Exercise objective.
Count how many lines include "theory" and answer with that number only.

Supplied material.
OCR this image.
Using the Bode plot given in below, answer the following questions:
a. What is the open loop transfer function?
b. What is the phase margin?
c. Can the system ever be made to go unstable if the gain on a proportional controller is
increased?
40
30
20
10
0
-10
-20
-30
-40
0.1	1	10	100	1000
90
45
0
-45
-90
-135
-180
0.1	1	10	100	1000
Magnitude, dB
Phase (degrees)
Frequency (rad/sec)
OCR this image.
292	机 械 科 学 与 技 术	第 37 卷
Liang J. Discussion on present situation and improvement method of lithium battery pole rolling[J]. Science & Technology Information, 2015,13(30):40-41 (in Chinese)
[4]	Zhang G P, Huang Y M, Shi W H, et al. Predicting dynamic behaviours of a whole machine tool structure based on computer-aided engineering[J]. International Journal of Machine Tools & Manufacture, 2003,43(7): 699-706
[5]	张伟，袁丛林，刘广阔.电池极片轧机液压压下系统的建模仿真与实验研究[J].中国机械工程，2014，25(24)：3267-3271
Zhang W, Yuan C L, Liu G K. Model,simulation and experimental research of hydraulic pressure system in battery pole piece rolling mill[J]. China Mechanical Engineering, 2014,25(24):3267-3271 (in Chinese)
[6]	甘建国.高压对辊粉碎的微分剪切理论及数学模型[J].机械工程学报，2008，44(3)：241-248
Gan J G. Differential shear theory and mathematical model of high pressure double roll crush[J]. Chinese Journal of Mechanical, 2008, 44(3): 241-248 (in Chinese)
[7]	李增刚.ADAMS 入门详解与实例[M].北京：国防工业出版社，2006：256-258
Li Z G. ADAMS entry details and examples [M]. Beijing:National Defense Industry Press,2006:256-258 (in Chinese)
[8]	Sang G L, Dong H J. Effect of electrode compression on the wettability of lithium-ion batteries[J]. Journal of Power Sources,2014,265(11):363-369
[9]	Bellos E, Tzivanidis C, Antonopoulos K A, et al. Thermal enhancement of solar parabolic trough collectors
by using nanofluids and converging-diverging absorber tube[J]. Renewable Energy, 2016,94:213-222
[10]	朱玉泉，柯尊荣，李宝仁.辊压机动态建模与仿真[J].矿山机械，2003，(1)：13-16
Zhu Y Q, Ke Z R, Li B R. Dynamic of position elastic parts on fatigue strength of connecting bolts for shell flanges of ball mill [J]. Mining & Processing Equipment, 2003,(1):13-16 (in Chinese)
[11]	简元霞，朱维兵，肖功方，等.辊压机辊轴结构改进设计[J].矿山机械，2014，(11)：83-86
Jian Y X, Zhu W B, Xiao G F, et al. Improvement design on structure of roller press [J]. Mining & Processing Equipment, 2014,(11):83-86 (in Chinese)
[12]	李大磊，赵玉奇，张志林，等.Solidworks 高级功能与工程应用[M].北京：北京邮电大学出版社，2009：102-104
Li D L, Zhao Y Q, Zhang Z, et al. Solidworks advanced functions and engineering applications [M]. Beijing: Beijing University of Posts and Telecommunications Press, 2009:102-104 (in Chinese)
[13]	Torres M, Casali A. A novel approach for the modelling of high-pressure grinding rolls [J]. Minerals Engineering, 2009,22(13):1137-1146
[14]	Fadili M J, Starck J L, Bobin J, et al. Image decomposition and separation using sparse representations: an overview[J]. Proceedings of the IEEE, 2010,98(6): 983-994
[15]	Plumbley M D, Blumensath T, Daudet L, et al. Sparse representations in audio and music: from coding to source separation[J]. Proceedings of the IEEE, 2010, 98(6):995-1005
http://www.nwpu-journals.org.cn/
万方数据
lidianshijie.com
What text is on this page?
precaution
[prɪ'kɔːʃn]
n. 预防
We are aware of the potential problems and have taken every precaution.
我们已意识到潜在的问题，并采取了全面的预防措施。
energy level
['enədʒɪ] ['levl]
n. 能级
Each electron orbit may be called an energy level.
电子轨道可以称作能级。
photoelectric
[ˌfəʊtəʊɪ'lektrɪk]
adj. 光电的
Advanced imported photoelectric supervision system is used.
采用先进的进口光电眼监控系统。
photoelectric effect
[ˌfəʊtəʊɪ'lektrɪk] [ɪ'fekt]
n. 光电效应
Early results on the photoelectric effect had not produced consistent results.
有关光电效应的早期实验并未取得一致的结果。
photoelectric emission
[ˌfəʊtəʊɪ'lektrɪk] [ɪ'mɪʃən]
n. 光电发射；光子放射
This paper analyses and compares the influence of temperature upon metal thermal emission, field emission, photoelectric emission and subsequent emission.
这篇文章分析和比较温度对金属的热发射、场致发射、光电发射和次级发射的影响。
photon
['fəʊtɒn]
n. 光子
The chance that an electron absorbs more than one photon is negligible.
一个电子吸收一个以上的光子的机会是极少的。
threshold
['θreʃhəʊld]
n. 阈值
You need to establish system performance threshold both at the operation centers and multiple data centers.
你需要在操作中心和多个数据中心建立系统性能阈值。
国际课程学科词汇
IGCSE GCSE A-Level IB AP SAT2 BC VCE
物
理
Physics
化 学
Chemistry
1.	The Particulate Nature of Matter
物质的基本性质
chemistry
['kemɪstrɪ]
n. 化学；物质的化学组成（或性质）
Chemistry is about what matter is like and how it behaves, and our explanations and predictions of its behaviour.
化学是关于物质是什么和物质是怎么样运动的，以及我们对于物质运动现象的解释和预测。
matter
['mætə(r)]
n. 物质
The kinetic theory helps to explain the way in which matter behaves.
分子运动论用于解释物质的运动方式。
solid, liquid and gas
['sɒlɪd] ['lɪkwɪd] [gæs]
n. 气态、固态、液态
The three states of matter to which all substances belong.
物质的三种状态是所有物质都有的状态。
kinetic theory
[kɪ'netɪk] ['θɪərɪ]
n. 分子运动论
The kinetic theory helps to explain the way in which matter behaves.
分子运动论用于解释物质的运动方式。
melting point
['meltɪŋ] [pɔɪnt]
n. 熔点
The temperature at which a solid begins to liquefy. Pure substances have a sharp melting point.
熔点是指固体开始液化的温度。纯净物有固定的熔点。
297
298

Answer below.
4